Uit: "Het ambt der ouderlingen" pag. 13-14.
Tweede citaat: Zo zoekt men ook de Kerk op allerlei manier voort te helpen. Daar zijn er, die zich van een vaste (permanente) synodale of consistoriale macht, of van opper-bisschoppelijke of andere oppermacht heil voor de Gemeente beloven. Moest het hun echter niet in het geweten treffen, dat ze niet naar de vermaning van de apostel luisteren, die hen zo zachtmoedig op het hart bindt en de oorzaak aanwijst, waaraan het ligt, wanneer het met de Kerk, zoals zij zeggen en klagen, slecht gesteld is? WAT IS HET? Men wil met het kruis van Christus niet vervolgd worden en daarom predikt men versnijding. Men wil alles besnijden en alles wordt versneden (Vergel. Gal. 2:3, 4; 5:11-12).
Uit: "Het ambt der ouderlingen" pag. 22.
Derde citaat: Wee de ouderlingen, van wie getuigd moet worden: Ze staan niet in de strijd op de dag des Heeren, zij spreken: De HEERE heeft gesproken, terwijl de HEERE hen toch niet heeft gezonden, en zij geven zich moeite, dat zij hun zaken in stand houden (Vergel. Ezech. 13:5-6). Wee de profeten die "wind" zijn en Gods Woord niet hebben (Jer. 5:13 naar de Duitse Vert.). Gezegend daarentegen zijn die ouderlingen, die zichzelf niet zoeken, maar de Heere eren, daardoor dat zij zoeken, wat tot de kudde van Christus behoort! Gezegend diegenen, die het heerlijke Evangelie van God brengen, die het weten, dat dat hun is toevertrouwd en die met Paulus kunnen zeggen: "Ik dank onze Heere Christus Jezus, Die mij versterkt en in het ambt gesteld heeft." (Vergel. 1 Tim. 1:12, volgens de Duitse Vert.; Stat. Vert.: "in de bediening"). Want daar is iets, wat men toch zelf moet weten, of men door de Heere gezonden is, zoals de apostel het plechtig verzekert: "Ik zeg de waarheid in Christus, ik lieg niet, ik ben aangesteld tot prediker en apostel voor het getuigenis." (Vergel. 1 Tim. 2:7 en Rom. 9:1) of zoals de profeet zegt: "Ook heb ik uw dodelijke dag niet begeerd, Gij weet het; wat uit mijn lippen is gegaan is voor Uw aangezicht geweest." (Vergel. Jer. 17:16). e.v. Ouderlingen door God geleerd blijven in hetgeen zij geleerd hebben. Zij prediken Christus, Christus alleen, Christus geheel. Blijft daarbij het lieflijke kruis niet weg, nu het is wel, zij gaan niet voor het kruis op de loop; en zouden zij zich ook een ogenblik daaraan willen onttrekken, de apostolische vermaning geeft hun nieuwe moed en drijft hen in het strijdperk. Hun levensbeschrijving is deze: "Ik heb vervolgingen geleden en uit allen heeft de Heere mij gered." Hun zinspreuk luidt: "Allen die gezind zijn godzalig te leven in Christus Jezus, zullen vervolgd worden." (Vergel. 2 Tim. 3:11-12).

● **OPDRACHT**: Zet de tekst over het ambt der ouderlingen voort, aansluitend op de laatste zin. Het materiaal dat volgt staat los van de tekst over het ambt der ouderlingen.

● **INHOUD MATERIAAL**:
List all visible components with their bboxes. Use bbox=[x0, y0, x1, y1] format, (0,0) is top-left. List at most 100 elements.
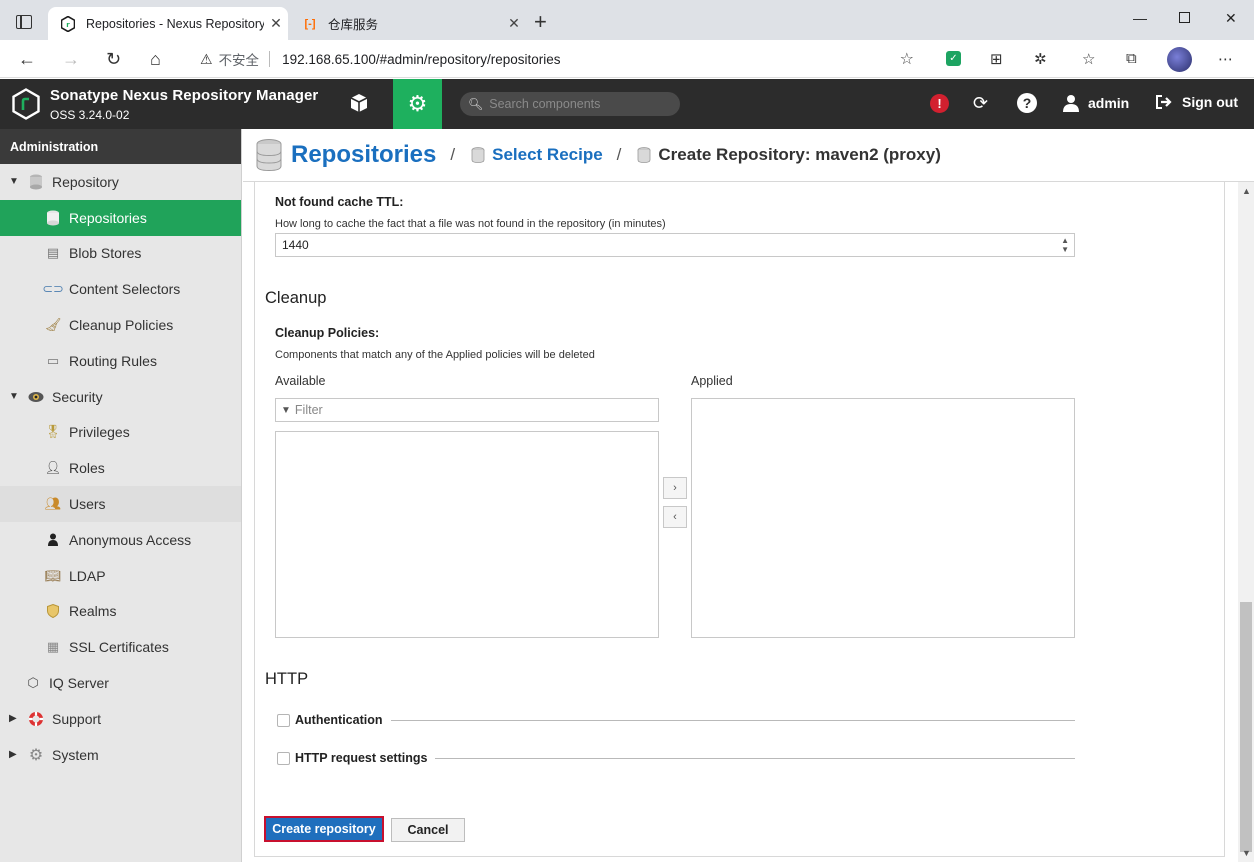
applied-policies-list[interactable] bbox=[691, 398, 1075, 638]
sidebar-item-security[interactable]: ▼ Security bbox=[0, 379, 241, 415]
sidebar-item-iq-server[interactable]: ⬡ IQ Server bbox=[0, 665, 241, 701]
sidebar-item-realms[interactable]: Realms bbox=[0, 594, 241, 630]
divider bbox=[390, 719, 1075, 721]
sidebar-item-repositories[interactable]: Repositories bbox=[0, 199, 241, 236]
browser-toolbar: ← → ↻ ⌂ ⚠ 不安全 192.168.65.100/#admin/repo… bbox=[0, 40, 1254, 78]
http-request-settings-label[interactable]: HTTP request settings bbox=[295, 751, 427, 765]
move-left-button[interactable]: ‹ bbox=[663, 506, 687, 528]
close-icon[interactable]: ✕ bbox=[502, 15, 526, 32]
breadcrumb-separator: / bbox=[450, 145, 456, 164]
new-tab-icon[interactable]: + bbox=[534, 11, 547, 33]
sidebar-item-cleanup-policies[interactable]: 🧹︎ Cleanup Policies bbox=[0, 307, 241, 343]
forward-icon[interactable]: → bbox=[62, 48, 80, 70]
sidebar-item-label: SSL Certificates bbox=[69, 639, 169, 656]
tree-icon[interactable]: ⊞ bbox=[990, 50, 1003, 68]
svg-text:r: r bbox=[66, 21, 70, 29]
search-input[interactable] bbox=[489, 97, 670, 111]
database-icon bbox=[256, 139, 282, 171]
sidebar-item-label: Support bbox=[52, 710, 102, 727]
caret-down-icon[interactable]: ▼ bbox=[9, 391, 21, 402]
favorites-icon[interactable]: ☆ bbox=[1082, 50, 1095, 68]
security-eye-icon bbox=[27, 388, 45, 406]
refresh-icon[interactable]: ⟳ bbox=[973, 93, 988, 114]
not-found-ttl-input[interactable]: 1440 ▲ ▼ bbox=[275, 233, 1075, 257]
http-request-settings-checkbox[interactable] bbox=[277, 751, 290, 765]
sidebar-item-roles[interactable]: 👤︎ Roles bbox=[0, 450, 241, 486]
breadcrumb-root-link[interactable]: Repositories bbox=[291, 141, 436, 169]
sidebar-item-system[interactable]: ▶ ⚙ System bbox=[0, 737, 241, 773]
sidebar-item-privileges[interactable]: 🎖︎ Privileges bbox=[0, 415, 241, 451]
not-found-ttl-help: How long to cache the fact that a file w… bbox=[275, 218, 666, 230]
scroll-up-icon[interactable]: ▲ bbox=[1242, 186, 1251, 196]
sidebar-item-label: Security bbox=[52, 388, 103, 405]
server-icon: ▤ bbox=[46, 245, 60, 261]
tab-title: 仓库服务 bbox=[328, 18, 379, 32]
sidebar-item-users[interactable]: 👥︎ Users bbox=[0, 486, 241, 522]
close-icon[interactable]: ✕ bbox=[264, 15, 288, 32]
sidebar-item-routing-rules[interactable]: ▭ Routing Rules bbox=[0, 343, 241, 379]
collections-icon[interactable]: ⧉ bbox=[1126, 50, 1137, 67]
scroll-down-icon[interactable]: ▼ bbox=[1242, 848, 1251, 858]
favorite-add-icon[interactable]: ☆ bbox=[900, 49, 914, 69]
caret-down-icon[interactable]: ▼ bbox=[9, 176, 21, 187]
move-right-button[interactable]: › bbox=[663, 477, 687, 499]
maximize-icon[interactable] bbox=[1179, 12, 1190, 23]
sidebar-item-label: Cleanup Policies bbox=[69, 317, 174, 334]
vertical-scrollbar[interactable]: ▲ ▼ bbox=[1238, 182, 1254, 862]
back-icon[interactable]: ← bbox=[18, 48, 36, 70]
user-menu[interactable]: admin bbox=[1063, 94, 1129, 112]
gear-icon: ⚙ bbox=[407, 91, 428, 116]
cleanup-policies-help: Components that match any of the Applied… bbox=[275, 349, 595, 361]
authentication-checkbox[interactable] bbox=[277, 713, 290, 727]
search-box[interactable]: 🔍︎ bbox=[460, 92, 680, 116]
available-policies-list[interactable] bbox=[275, 431, 659, 638]
help-icon[interactable]: ? bbox=[1017, 93, 1037, 113]
sidebar-item-anonymous-access[interactable]: Anonymous Access bbox=[0, 522, 241, 558]
filter-input[interactable] bbox=[294, 403, 635, 417]
more-menu-icon[interactable]: ⋯ bbox=[1218, 50, 1233, 68]
profile-avatar[interactable] bbox=[1167, 47, 1192, 72]
minimize-icon[interactable]: — bbox=[1133, 10, 1147, 26]
admin-gear-button[interactable]: ⚙ bbox=[393, 79, 442, 129]
filter-box[interactable]: ▼ bbox=[275, 398, 659, 422]
repository-form: Not found cache TTL: How long to cache t… bbox=[254, 182, 1225, 857]
browser-tab-inactive[interactable]: [-] 仓库服务 ✕ bbox=[290, 7, 526, 40]
sidebar-item-ldap[interactable]: 📖︎ LDAP bbox=[0, 558, 241, 594]
browse-cube-icon[interactable] bbox=[345, 92, 373, 116]
user-icon bbox=[44, 531, 62, 549]
extension-shield-icon[interactable]: ✓ bbox=[946, 51, 961, 66]
alert-icon[interactable]: ! bbox=[930, 94, 949, 113]
sidebar-item-blob-stores[interactable]: ▤ Blob Stores bbox=[0, 236, 241, 272]
medal-icon: 🎖︎ bbox=[44, 424, 62, 440]
sidebar-item-ssl-certificates[interactable]: ▦ SSL Certificates bbox=[0, 629, 241, 665]
extensions-icon[interactable]: ✲ bbox=[1034, 50, 1047, 68]
cancel-button[interactable]: Cancel bbox=[391, 818, 465, 842]
authentication-label[interactable]: Authentication bbox=[295, 713, 383, 727]
breadcrumb-select-recipe-link[interactable]: Select Recipe bbox=[492, 145, 603, 165]
filter-icon: ▼ bbox=[281, 404, 291, 416]
sidebar-item-label: Repository bbox=[52, 173, 119, 190]
home-icon[interactable]: ⌂ bbox=[150, 48, 161, 70]
caret-right-icon[interactable]: ▶ bbox=[9, 749, 21, 760]
scrollbar-thumb[interactable] bbox=[1240, 602, 1252, 852]
create-repository-button[interactable]: Create repository bbox=[264, 816, 384, 842]
sidebar-item-repository[interactable]: ▼ Repository bbox=[0, 164, 241, 200]
window-close-icon[interactable]: ✕ bbox=[1225, 10, 1237, 27]
applied-label: Applied bbox=[691, 374, 733, 388]
spinner-icon[interactable]: ▲ ▼ bbox=[1061, 236, 1069, 254]
cloud-favicon-icon: [-] bbox=[304, 17, 316, 30]
sidebar-item-support[interactable]: ▶ Support bbox=[0, 701, 241, 737]
address-bar[interactable]: ⚠ 不安全 192.168.65.100/#admin/repository/r… bbox=[188, 45, 928, 73]
caret-right-icon[interactable]: ▶ bbox=[9, 713, 21, 724]
sign-out-icon bbox=[1156, 95, 1172, 109]
iq-icon: ⬡ bbox=[27, 675, 39, 691]
browser-tab-active[interactable]: r Repositories - Nexus Repository M ✕ bbox=[48, 7, 288, 40]
nexus-logo-icon[interactable] bbox=[12, 88, 40, 120]
reload-icon[interactable]: ↻ bbox=[106, 48, 121, 70]
tab-actions-icon[interactable] bbox=[16, 15, 32, 29]
sidebar-item-label: Roles bbox=[69, 460, 105, 477]
sidebar-item-content-selectors[interactable]: ⊂⊃ Content Selectors bbox=[0, 271, 241, 307]
sidebar-item-label: Content Selectors bbox=[69, 281, 181, 298]
username: admin bbox=[1088, 95, 1130, 111]
sign-out-button[interactable]: Sign out bbox=[1155, 94, 1238, 110]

● **ANTWOORD**:
Uit: "Het ambt der ouderlingen" pag. 24.
Vierde citaat: Het kan niet uitblijven: waar ouderlingen de vrije genade prediken, waar ze Christus geheel prediken, waar de Gods Wet handhaven en als trouwe wachters de zonden bestraffen en Gods dreigingen en gerichten aan de overtreders voorhouden, daar hebben zij er zich op voor te bereiden, dat ze als verleiders (2 Kor. 6:8), als boosdoeners (Rom. 3:7-8), als rustverstoorders worden beschouwd, gehaat en vervolgd. Dan hebben ze evenwel te volharden en ze zullen het wel in die volharding ervaren, hoe de Heere met Zijn trouwe knechten is.
Uit: "Het ambt der ouderlingen" pag. 68.
Vijfde citaat: Wat evenwel met name ouderlingen van beiderlei soort ongelukkig maakt en wat ook de Gemeenten mee verwoest, is: eerzucht. Dit kwaad verstikt al het goede, broedt valse leer uit, veroorzaakt scheuringen in de Gemeente van Christus, roept allerlei twist en tweedracht wakker. Eergierige ouderlingen zijn in staat trouwe ouderlingen in de woestijn te drijven en zich bij hen te voegen, met wie ze helemaal niet overeenstemmen, enkel om de rechtvaardige uit de weg te ruimen. Goede herders evenwel zijn zo voor God verootmoedigd, dat ze slechts Gods eer als eer aanzien, en wanneer maar Gods Waarheid wordt verkondigd, dan zijn zij gelukkig. Goede ouderlingen geeft echter de Heere een doorn in het vlees. Daarom kunnen zij zich niet verheffen, want zij blijven daaraan het meest gedachtig, dat zij tot alles, wat tot een goede waarneming van hun ambt behoort, onbekwaam zijn, en belijden: "Hij is Het, Die ons dag op dag bekwaam maakt."
Uit: "Het ambt der ouderlingen" pag. 71.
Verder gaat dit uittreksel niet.